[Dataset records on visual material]
--------------------------------
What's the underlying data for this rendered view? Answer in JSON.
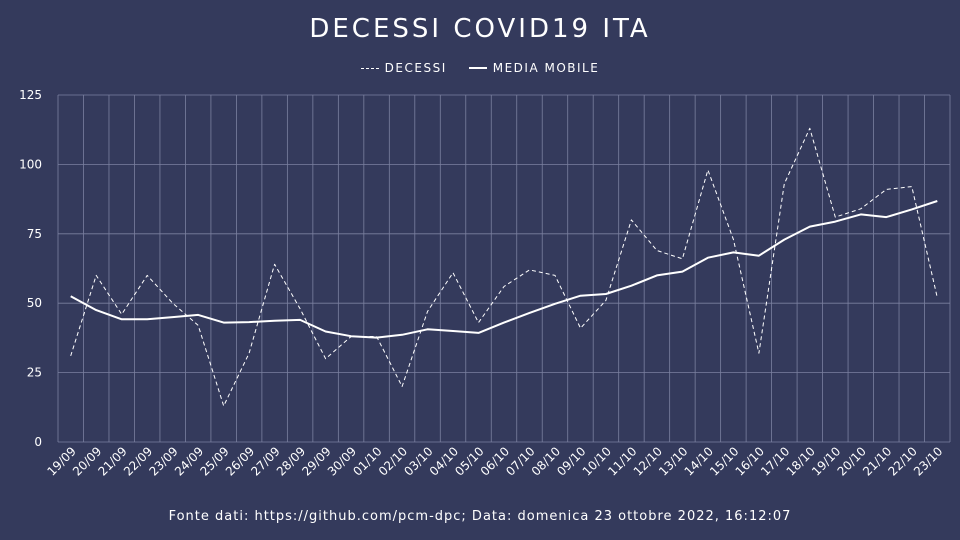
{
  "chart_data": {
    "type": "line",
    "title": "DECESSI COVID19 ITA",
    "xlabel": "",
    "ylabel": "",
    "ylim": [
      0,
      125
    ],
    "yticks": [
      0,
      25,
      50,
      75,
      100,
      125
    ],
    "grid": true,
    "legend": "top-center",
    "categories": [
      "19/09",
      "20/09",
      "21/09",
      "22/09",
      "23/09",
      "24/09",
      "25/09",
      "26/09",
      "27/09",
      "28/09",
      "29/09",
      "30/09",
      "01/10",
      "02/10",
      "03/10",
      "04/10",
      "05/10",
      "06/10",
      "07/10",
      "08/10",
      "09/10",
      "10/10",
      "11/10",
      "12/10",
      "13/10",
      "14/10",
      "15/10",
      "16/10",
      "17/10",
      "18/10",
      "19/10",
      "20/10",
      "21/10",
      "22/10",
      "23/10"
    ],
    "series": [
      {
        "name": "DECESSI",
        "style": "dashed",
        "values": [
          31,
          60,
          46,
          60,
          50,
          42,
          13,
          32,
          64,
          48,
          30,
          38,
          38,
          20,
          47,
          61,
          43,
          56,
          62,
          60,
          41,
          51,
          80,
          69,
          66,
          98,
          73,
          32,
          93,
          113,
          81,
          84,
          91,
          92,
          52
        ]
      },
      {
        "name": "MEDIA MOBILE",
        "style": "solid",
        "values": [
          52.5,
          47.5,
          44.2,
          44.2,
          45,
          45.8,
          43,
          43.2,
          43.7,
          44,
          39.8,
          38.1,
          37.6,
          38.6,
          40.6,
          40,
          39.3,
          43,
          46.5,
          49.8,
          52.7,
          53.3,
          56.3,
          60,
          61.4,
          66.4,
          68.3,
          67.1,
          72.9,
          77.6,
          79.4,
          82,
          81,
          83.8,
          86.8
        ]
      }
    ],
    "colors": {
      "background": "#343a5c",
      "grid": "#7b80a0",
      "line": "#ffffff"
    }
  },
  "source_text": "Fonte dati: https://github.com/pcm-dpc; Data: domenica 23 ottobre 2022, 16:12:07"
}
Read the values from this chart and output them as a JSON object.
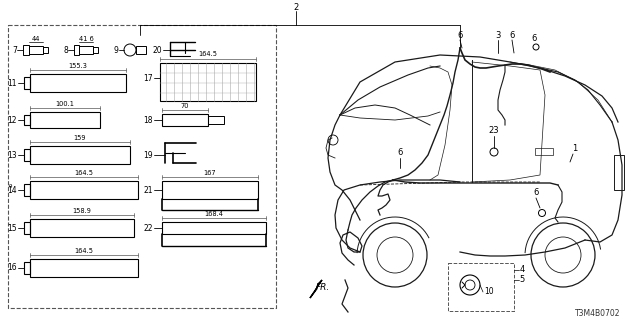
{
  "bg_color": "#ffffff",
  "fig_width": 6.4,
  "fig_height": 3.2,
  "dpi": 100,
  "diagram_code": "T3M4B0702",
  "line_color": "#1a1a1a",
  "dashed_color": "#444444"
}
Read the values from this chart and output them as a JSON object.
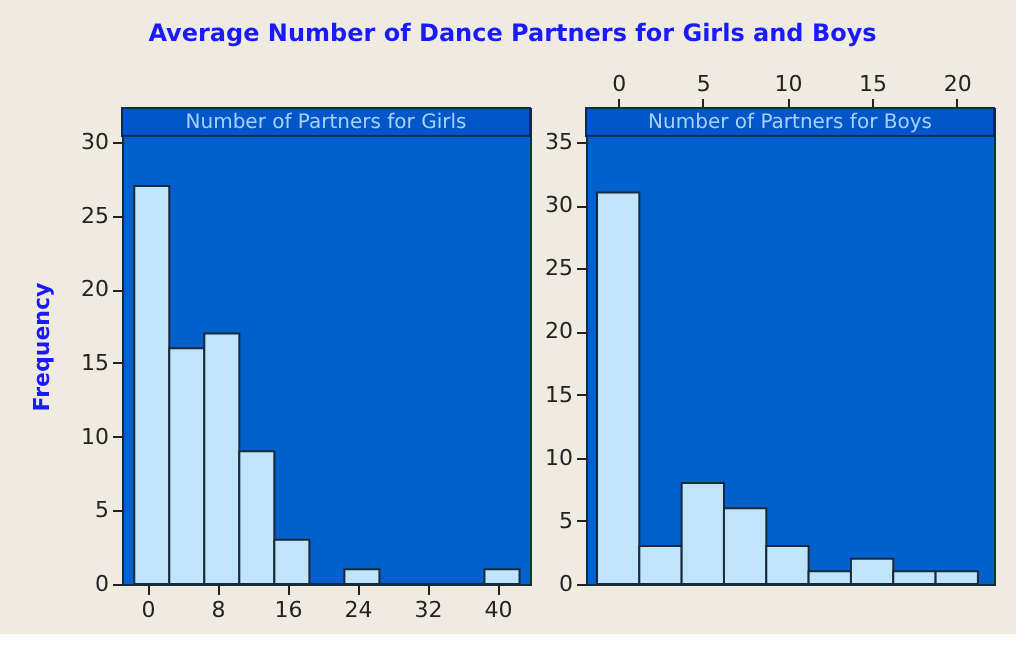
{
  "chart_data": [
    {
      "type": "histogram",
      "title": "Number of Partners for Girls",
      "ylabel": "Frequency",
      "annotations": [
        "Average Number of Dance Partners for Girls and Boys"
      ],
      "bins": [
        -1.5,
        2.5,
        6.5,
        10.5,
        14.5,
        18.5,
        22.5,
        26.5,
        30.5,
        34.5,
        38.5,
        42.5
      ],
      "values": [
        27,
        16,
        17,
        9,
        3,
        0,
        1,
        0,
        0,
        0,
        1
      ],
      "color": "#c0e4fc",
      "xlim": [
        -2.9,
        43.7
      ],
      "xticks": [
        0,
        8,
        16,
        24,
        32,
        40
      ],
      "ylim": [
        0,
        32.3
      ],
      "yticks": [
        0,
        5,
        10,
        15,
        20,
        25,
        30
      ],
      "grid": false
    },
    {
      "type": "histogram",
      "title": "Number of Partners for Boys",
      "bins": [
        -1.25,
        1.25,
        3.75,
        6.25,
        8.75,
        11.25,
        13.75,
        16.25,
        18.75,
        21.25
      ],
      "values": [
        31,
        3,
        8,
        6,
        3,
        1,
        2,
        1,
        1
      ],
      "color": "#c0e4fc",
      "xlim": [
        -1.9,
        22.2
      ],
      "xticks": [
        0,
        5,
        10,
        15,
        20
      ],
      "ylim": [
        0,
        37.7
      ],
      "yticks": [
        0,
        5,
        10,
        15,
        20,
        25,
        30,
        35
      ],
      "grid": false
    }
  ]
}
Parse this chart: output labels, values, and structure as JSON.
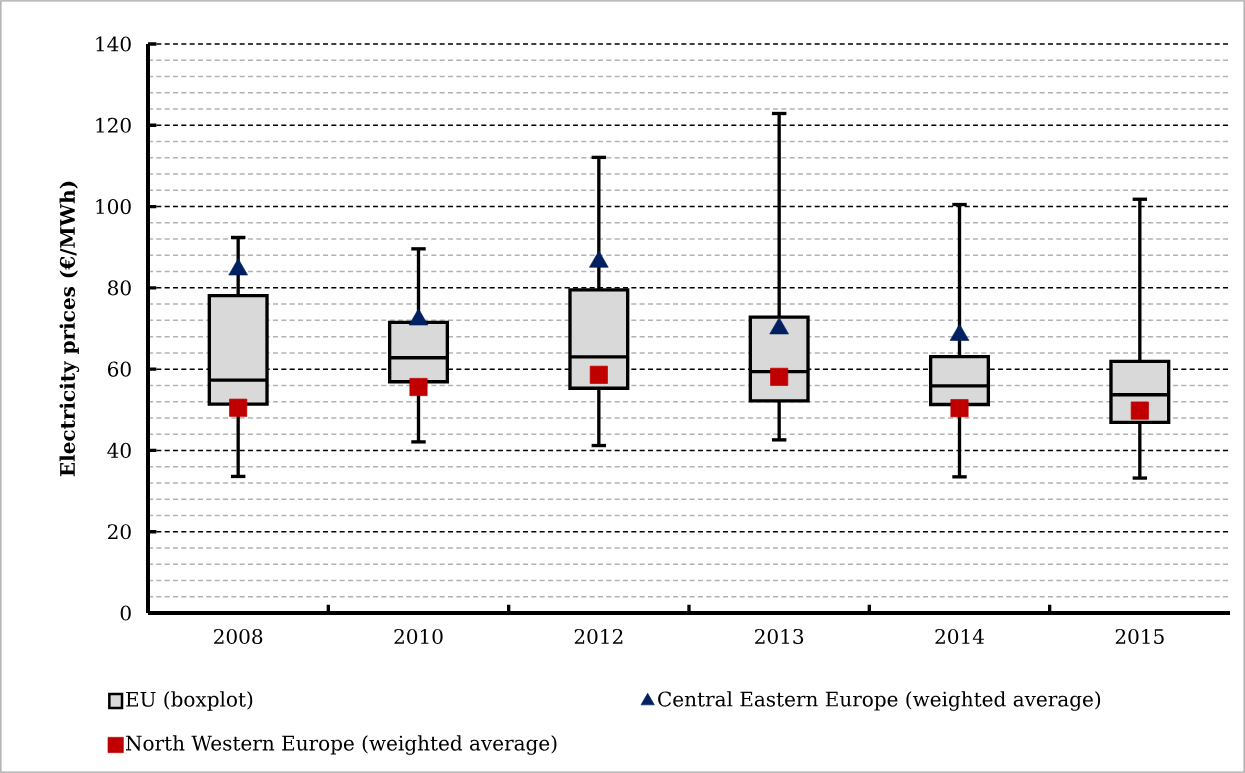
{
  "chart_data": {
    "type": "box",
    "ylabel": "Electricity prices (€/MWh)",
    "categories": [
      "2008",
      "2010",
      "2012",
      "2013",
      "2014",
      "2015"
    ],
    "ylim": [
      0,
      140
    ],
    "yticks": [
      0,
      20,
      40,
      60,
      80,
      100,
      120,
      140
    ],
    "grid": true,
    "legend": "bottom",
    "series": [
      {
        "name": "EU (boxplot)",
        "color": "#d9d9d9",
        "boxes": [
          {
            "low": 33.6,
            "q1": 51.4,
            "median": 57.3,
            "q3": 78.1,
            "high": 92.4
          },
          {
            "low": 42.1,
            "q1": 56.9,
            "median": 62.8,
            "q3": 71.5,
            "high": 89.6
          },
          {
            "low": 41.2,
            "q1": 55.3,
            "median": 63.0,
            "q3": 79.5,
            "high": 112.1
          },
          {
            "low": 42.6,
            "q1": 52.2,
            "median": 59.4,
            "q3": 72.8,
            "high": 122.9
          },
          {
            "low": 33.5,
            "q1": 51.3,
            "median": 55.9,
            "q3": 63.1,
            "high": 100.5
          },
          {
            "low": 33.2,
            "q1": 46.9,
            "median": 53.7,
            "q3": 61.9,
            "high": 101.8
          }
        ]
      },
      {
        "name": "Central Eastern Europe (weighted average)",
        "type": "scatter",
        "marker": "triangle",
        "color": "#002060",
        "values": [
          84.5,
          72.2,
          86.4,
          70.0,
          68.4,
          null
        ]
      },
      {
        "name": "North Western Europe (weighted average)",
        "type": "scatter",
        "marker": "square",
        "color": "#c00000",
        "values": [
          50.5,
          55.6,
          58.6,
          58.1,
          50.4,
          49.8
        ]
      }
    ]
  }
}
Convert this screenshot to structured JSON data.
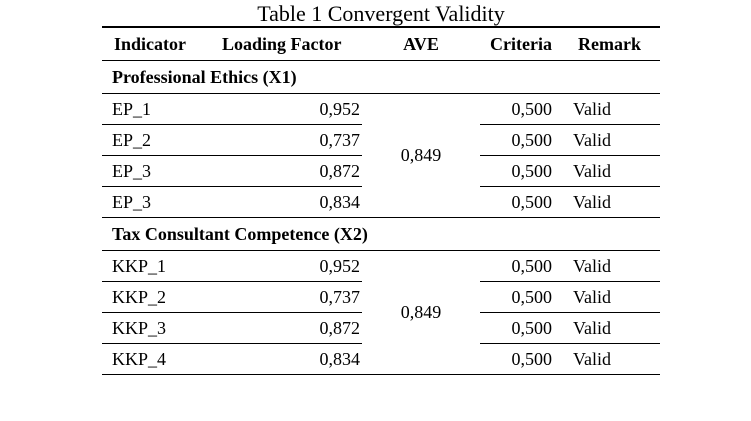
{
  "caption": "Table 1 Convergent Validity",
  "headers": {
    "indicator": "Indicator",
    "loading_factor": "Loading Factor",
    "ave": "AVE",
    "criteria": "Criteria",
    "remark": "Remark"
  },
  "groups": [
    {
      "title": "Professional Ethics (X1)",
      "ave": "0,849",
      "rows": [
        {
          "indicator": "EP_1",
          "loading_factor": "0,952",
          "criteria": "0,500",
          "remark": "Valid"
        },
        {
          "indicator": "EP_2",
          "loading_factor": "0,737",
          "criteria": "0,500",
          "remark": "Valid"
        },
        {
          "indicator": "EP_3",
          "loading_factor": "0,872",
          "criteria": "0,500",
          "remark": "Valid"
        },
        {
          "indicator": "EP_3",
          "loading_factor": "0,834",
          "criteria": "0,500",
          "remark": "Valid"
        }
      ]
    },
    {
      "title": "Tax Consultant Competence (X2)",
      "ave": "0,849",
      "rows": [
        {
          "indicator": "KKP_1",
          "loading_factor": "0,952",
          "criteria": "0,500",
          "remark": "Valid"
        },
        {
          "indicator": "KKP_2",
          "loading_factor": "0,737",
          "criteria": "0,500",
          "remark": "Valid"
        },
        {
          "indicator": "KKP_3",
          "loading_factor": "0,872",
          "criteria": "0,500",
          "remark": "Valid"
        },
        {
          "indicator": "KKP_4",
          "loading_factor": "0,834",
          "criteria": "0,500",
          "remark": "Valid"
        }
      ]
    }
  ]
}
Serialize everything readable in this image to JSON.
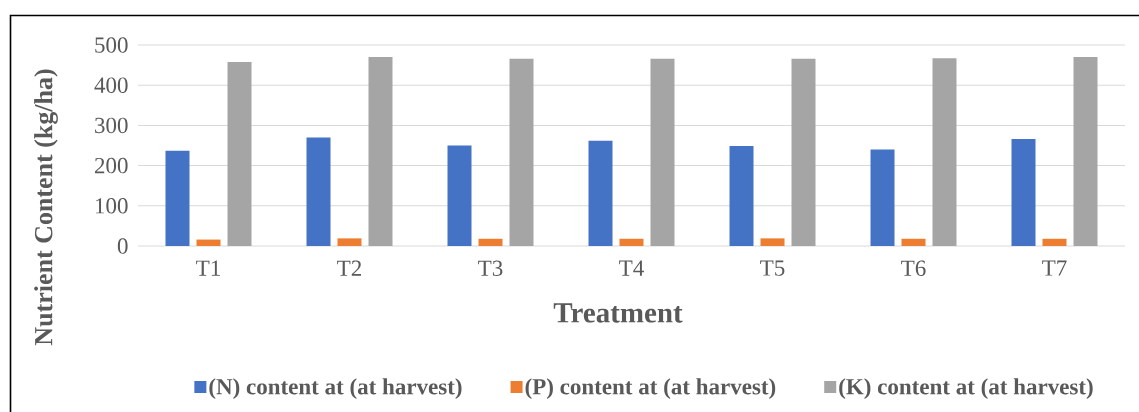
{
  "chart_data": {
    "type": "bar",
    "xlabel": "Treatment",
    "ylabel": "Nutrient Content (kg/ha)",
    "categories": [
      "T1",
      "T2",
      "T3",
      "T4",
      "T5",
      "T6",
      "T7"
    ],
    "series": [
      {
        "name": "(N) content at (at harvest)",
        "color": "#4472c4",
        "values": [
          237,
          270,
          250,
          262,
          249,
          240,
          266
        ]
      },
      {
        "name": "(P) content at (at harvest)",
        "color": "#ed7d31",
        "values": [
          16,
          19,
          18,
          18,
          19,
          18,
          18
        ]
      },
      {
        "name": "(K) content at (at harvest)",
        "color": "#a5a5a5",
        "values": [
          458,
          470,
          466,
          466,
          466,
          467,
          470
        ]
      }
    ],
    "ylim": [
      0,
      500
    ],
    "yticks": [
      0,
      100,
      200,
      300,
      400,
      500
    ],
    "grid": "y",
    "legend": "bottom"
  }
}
--------------------------------
> _STATED TASK_: Identify and copy lines that hold the string "title".

> _RESPONSE TO THE TASK_:
    "title": "DECESSI COVID19 ITA",
      "title": "Number of Partners for Girls",
      "title": "Number of Partners for Boys",
      "title": "Professional Ethics (X1)",
      "title": "Tax Consultant Competence (X2)",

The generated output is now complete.